Task A: In the dataset rows below, output the lines from the one containing "Annotate this image: element" up to and including the one containing "- globe-icon: [331, 30, 349, 48]", reproducing each line verbatim.

# Hardinge HLV-H Restoring



## [email protected]

Hello, firs I want to apologies to every one reading this post, for eventual mistakes in my english, as it is not my native language.
I am about to start Hardinge HLV-H restoring. I decided to post my progress for few reasons. First Hardinge is probably the best lathe to bay as second hand machine, second these lathes are becoming more and more available to model engineers. Unfortunately machines that apear on second hand market are 20-30 year old. Some of them are in great tolerance holding condition but cosmetically look very bad. My harding is produced around 1980 and holds near factory cutting tolerances. Here is the machine in all it`s glory.


----------



## maverick

Welcome to the forum Yankov. You are lucky to have such a nice lathe to restore. I had the pleasure of running a
brand new HLV-H about 20 years ago. They are sweet and I will follow this rebuild with much interest.
Don't worry about your english as my knowledge of any other language is non existent.


----------



## [email protected]

First to go under the knife is the tail stock. As it can be seen from pictures it is in a bad shape, at some places paint is missing to the point where bare metal shows. This condition is probably because of a very aggressive cutting fluid.


----------



## krv3000

HI I served my time with them lathes screw cutting on them was a dream  can't Waite to see it back OT all its Glory


----------



## [email protected]

Plan for the tail stock is as follows:
1. Strip the paint to the point where only filler and primer are left. It is possible to strip also the filler to bare metal but this is not really necessary as filler is very firmly attached to the metal. Stripping is done with ABT paint remover, expensive stuff, but it dose the job perfectly. I made some experiments, to figure out how long striper should stay applied to dissolve only the paint, 2-3 minutes is the answer. After this I jut wipe it with a clean towel and wash it with water. I did not take any pictures of this process as I forgot the camera. My bad.
2. Fill all the nik`s and dings whit polyester filler. This stuff is used on car body repair. It sands very easy with 120-200 sand paper.


----------



## [email protected]

Hi, I changed my name from Yankov to engine man.
Just for information


----------



## BillTodd

BTDT  Mine's 50 years old this year.

(http://www.mycncuk.com/forums/showthread.php/566-Renovating-a-Hardinge-HLV-H)

They are a fabulous lathe both in looks and performance; well worth all the work.

One warning: careful with the paint stripper: in can soak into the cast iron and then leach out later, ruining the new paint. Clean it off carefully after use.

Looking forward to seeing the work progress so keep posting the photos.

Regards,

Bill


----------



## [email protected]

Thank you for the advice. Paint stripper that i am using is water base
So i just washed it. So far no problem whit it.


----------



## rleete

I worked for Hardinge many years ago. Nice to see these old beasts restored.


----------



## [email protected]

Thank you all for your support. I don't know how long this project is going to take but I am determined to finish it.
BillTodd you did outstanding job with your machine. I hope you will provide me with some advice on difficult points during this rebuild.
Now third thing that I managed to do on the tail stock: I sprayed on some epoxy filler made by the company named SELEMIX. Here are the pictures. One picture worth a thousand words!


----------



## [email protected]

I have to wait 6-8 hours for the epoxy filler to set. So I hope tomorrow to spray on some epoxy primer on top. This two coats will give the desire strength that is needed for such a job. I will post some more pictures after I am done.

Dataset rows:
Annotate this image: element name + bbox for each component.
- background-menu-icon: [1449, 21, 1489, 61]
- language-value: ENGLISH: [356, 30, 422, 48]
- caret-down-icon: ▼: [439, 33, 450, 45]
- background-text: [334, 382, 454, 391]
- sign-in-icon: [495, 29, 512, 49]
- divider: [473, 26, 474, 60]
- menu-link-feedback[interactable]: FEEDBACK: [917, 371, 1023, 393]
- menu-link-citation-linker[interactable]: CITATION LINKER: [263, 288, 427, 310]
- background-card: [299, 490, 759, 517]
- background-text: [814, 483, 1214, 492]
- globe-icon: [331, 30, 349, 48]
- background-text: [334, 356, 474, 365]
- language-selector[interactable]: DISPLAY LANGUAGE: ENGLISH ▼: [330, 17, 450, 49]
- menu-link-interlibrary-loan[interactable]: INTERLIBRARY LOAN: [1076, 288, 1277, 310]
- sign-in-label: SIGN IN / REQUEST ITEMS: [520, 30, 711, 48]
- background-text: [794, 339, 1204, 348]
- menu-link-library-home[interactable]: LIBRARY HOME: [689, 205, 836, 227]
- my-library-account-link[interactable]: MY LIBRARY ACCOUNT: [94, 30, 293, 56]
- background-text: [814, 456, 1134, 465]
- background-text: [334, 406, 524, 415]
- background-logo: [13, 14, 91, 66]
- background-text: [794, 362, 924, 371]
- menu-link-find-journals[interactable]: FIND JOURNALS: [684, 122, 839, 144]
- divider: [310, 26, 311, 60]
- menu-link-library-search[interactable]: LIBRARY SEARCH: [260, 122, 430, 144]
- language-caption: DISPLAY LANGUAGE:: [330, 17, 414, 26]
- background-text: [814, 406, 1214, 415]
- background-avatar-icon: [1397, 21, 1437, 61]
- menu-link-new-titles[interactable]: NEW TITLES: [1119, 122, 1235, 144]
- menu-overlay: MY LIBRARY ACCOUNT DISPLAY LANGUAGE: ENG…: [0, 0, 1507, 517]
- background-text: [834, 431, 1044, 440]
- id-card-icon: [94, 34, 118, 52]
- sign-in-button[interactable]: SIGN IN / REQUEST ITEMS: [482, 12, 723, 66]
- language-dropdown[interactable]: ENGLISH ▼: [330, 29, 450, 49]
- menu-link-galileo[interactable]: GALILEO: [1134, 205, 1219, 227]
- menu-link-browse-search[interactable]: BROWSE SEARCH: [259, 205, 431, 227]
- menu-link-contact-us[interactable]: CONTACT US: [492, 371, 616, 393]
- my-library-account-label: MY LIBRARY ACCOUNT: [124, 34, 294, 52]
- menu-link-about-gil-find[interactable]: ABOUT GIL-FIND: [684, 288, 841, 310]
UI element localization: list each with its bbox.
* * *
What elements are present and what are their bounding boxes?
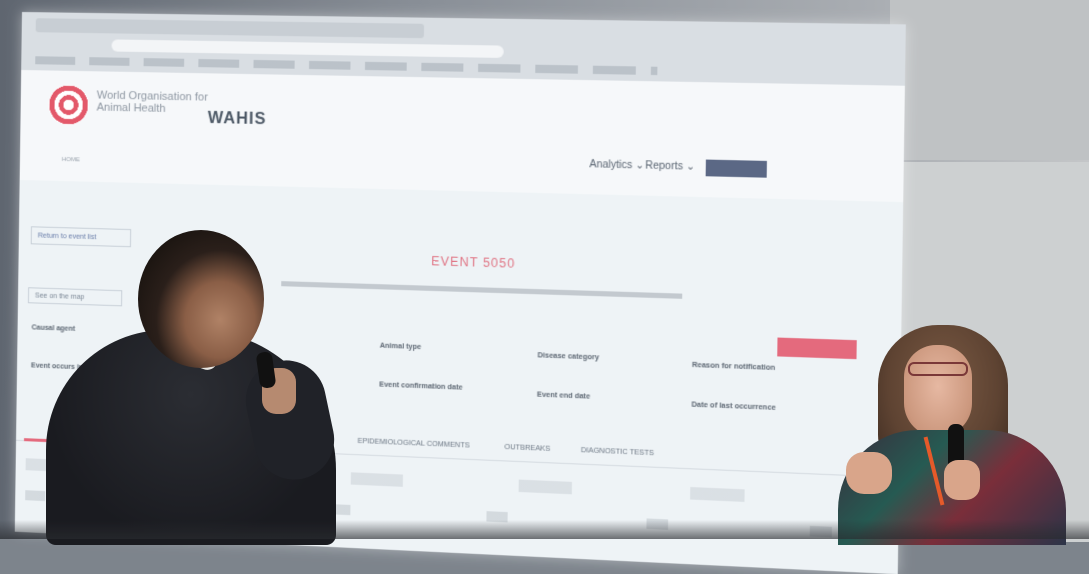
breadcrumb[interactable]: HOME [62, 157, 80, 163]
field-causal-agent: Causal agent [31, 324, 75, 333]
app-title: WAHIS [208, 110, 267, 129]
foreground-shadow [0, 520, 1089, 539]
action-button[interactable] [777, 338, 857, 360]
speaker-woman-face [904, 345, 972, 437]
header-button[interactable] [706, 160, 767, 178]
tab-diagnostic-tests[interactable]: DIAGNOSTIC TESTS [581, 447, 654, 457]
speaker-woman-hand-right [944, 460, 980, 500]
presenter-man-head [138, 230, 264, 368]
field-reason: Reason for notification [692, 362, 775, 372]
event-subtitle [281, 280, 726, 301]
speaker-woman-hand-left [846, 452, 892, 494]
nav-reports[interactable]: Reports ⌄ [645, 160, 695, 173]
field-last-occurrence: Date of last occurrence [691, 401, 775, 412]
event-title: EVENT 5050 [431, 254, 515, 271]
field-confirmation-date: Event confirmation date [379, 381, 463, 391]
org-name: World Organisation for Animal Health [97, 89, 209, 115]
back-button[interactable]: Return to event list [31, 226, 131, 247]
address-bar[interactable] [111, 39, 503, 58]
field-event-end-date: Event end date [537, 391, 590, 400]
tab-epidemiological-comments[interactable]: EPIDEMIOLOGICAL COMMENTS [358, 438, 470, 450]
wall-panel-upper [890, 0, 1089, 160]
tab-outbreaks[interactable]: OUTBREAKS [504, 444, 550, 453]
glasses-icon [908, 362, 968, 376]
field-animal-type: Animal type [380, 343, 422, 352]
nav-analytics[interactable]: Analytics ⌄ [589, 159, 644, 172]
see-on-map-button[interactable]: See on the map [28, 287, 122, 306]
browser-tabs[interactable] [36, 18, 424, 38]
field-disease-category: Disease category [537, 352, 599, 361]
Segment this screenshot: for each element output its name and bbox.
==
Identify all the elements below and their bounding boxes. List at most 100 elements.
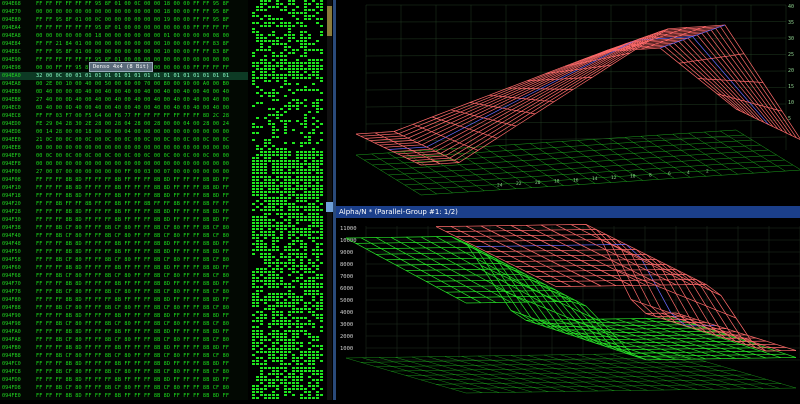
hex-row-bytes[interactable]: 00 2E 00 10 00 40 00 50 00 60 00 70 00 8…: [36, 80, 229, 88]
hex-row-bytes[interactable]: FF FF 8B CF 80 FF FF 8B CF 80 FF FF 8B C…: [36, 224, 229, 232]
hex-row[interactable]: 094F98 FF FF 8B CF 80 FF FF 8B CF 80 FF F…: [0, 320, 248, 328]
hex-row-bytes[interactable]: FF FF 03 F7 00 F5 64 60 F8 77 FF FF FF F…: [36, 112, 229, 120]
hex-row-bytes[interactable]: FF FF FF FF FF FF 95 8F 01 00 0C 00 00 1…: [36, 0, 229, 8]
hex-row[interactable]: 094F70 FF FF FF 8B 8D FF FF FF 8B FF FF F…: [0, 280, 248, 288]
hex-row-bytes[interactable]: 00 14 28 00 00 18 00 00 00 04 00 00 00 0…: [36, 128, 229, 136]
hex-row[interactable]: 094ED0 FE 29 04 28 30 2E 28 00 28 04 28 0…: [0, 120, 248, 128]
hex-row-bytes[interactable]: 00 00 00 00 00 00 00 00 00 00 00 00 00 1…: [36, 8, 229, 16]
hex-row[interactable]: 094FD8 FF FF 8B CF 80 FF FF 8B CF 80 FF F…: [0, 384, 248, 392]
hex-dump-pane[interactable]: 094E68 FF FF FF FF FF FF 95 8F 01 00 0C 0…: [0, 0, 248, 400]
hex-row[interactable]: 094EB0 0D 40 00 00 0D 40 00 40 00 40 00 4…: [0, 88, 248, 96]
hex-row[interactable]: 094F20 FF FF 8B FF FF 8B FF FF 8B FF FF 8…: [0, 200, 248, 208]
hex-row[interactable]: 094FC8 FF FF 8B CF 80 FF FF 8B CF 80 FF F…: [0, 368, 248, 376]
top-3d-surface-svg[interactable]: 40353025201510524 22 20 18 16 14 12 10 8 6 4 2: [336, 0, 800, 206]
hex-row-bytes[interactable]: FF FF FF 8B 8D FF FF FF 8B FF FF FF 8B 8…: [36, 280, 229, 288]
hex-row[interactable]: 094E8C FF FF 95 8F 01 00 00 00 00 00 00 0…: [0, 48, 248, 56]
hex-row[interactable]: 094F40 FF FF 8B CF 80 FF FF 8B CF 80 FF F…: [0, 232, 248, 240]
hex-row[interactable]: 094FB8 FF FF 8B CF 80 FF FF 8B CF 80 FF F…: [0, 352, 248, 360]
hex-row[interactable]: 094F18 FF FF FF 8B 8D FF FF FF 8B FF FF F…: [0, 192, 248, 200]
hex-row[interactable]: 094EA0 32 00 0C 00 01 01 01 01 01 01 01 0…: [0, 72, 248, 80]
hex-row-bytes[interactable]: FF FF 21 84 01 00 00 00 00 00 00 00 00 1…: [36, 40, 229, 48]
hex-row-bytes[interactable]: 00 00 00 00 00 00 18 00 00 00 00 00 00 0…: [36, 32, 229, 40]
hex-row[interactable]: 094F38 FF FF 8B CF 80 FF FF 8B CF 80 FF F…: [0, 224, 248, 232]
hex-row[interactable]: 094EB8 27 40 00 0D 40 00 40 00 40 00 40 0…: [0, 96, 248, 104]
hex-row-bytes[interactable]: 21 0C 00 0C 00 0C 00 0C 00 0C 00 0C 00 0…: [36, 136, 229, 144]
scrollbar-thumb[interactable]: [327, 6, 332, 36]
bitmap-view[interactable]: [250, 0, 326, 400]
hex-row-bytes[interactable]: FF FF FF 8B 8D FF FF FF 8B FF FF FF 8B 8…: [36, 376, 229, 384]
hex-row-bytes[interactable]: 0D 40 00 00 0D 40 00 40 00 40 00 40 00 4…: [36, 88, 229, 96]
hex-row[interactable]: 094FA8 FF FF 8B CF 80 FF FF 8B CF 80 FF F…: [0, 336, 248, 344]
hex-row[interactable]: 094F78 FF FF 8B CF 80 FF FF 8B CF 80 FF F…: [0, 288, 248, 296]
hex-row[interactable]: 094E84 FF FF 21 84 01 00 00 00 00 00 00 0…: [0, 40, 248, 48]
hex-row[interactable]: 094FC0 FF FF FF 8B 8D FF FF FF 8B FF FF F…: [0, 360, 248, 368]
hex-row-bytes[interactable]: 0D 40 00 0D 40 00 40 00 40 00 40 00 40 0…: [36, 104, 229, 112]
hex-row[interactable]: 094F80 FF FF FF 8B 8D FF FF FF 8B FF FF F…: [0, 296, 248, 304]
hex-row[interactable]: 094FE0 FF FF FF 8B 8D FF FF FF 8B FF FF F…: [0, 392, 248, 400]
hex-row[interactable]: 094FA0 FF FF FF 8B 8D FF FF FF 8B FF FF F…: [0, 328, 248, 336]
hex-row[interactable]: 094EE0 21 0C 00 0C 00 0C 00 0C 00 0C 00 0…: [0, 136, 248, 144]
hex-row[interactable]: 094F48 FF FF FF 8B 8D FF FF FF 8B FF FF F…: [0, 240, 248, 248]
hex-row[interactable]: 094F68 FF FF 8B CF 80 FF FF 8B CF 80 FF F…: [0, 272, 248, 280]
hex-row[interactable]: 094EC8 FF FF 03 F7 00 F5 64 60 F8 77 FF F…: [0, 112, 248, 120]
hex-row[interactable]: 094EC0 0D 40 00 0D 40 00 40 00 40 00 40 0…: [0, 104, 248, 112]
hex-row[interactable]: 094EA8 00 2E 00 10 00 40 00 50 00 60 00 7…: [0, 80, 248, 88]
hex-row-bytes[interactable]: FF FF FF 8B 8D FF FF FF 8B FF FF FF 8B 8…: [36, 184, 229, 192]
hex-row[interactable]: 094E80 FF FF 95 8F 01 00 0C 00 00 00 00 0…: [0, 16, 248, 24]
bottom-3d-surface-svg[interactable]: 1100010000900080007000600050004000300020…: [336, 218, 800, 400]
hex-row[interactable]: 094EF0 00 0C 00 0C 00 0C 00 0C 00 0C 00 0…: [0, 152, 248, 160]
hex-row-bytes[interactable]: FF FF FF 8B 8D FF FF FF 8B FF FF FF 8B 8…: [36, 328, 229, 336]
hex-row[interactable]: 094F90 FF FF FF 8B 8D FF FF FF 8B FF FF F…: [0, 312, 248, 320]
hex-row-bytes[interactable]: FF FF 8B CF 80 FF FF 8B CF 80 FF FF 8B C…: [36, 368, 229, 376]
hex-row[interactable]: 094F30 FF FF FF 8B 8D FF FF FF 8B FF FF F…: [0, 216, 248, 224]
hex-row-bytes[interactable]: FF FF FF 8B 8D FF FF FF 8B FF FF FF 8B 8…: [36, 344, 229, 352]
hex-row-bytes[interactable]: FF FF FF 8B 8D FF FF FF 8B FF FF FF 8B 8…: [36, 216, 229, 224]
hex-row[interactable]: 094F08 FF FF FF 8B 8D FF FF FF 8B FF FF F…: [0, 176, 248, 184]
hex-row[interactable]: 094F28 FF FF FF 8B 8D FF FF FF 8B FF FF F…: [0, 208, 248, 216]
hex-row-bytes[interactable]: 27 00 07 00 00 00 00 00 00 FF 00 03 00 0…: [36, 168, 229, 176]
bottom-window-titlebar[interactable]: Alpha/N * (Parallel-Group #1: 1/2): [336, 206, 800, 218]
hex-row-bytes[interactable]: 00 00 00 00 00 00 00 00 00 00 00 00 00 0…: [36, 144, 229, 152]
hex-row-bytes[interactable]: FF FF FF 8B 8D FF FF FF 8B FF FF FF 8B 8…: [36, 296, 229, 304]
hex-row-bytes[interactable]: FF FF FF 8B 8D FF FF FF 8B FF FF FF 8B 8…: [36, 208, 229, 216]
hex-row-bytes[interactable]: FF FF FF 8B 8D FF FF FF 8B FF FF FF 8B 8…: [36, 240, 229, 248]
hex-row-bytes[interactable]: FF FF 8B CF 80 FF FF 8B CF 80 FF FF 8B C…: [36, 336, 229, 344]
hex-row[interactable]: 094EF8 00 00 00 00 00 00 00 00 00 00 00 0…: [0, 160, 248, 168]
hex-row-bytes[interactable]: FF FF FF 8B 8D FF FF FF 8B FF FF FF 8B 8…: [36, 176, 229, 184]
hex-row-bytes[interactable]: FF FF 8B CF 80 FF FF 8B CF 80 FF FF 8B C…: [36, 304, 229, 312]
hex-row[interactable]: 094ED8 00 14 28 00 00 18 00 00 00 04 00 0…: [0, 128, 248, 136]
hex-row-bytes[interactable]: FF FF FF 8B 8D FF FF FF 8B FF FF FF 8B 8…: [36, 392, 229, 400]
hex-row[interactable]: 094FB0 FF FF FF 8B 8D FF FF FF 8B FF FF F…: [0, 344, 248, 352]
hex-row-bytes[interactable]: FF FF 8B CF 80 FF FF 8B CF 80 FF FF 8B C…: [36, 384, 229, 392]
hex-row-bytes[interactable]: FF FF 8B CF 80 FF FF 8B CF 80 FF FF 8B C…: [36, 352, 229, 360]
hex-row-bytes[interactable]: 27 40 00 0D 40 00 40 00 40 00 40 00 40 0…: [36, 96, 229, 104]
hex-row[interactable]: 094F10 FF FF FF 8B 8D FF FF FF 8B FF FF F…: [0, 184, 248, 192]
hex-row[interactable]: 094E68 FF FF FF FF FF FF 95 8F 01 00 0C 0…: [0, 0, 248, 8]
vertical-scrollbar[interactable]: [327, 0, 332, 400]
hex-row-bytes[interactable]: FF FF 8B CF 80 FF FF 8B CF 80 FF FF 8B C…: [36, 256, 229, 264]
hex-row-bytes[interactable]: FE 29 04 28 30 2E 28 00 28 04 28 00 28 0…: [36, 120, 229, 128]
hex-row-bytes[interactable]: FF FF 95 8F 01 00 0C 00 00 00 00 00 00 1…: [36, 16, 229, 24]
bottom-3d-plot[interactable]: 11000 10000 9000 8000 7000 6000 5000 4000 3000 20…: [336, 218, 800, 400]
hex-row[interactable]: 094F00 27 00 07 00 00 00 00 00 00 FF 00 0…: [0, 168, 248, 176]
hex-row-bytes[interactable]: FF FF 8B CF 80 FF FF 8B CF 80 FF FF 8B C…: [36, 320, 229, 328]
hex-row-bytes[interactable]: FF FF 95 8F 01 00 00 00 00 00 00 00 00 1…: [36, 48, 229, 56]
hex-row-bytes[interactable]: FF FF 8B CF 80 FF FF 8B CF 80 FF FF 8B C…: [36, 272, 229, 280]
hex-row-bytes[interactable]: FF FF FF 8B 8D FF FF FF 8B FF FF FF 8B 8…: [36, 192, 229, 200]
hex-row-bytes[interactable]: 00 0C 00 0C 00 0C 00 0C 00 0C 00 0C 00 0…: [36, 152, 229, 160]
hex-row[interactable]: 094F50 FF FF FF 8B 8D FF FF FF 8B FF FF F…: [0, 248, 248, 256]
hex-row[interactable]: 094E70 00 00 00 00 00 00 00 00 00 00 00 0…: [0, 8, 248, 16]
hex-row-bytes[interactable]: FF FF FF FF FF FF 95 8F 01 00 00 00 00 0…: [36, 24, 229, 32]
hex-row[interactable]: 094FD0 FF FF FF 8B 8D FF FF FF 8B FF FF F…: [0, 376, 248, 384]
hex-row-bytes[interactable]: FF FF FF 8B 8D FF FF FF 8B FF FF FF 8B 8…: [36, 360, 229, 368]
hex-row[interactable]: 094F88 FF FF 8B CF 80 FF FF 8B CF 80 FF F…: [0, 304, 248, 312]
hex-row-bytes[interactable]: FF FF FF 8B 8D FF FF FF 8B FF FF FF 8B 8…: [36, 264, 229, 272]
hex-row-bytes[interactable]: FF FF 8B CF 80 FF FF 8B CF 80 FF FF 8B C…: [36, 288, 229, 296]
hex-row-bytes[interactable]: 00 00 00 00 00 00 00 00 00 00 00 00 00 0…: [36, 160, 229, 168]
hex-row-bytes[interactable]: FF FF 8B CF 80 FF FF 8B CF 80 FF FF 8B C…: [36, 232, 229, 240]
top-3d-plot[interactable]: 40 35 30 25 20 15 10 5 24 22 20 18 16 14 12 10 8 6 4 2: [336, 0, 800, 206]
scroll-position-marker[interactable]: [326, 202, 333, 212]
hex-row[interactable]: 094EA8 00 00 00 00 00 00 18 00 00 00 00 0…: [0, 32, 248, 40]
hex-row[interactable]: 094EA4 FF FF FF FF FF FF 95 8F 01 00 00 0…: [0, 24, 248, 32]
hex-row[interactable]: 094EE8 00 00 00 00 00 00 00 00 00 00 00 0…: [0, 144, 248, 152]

Task B:
Answer these questions about the forum thread on restoring a Hardinge HLV-H lathe:
(i) Around what year was the lathe being restored produced?
(ii) How long should the stripper stay applied so that it dissolves only the paint?
(iii) What company made the epoxy filler that was sprayed on the tail stock?

Exercise output A:
Annotate this image: element name + bbox for each component.
- background-menu-icon: [1449, 21, 1489, 61]
- language-value: ENGLISH: [356, 30, 422, 48]
- caret-down-icon: ▼: [439, 33, 450, 45]
- background-text: [334, 382, 454, 391]
- sign-in-icon: [495, 29, 512, 49]
- divider: [473, 26, 474, 60]
- menu-link-feedback[interactable]: FEEDBACK: [917, 371, 1023, 393]
- menu-link-citation-linker[interactable]: CITATION LINKER: [263, 288, 427, 310]
- background-card: [299, 490, 759, 517]
- background-text: [814, 483, 1214, 492]
- globe-icon: [331, 30, 349, 48]

Exercise output B:
(i) Around 1980.
(ii) 2-3 minutes.
(iii) SELEMIX.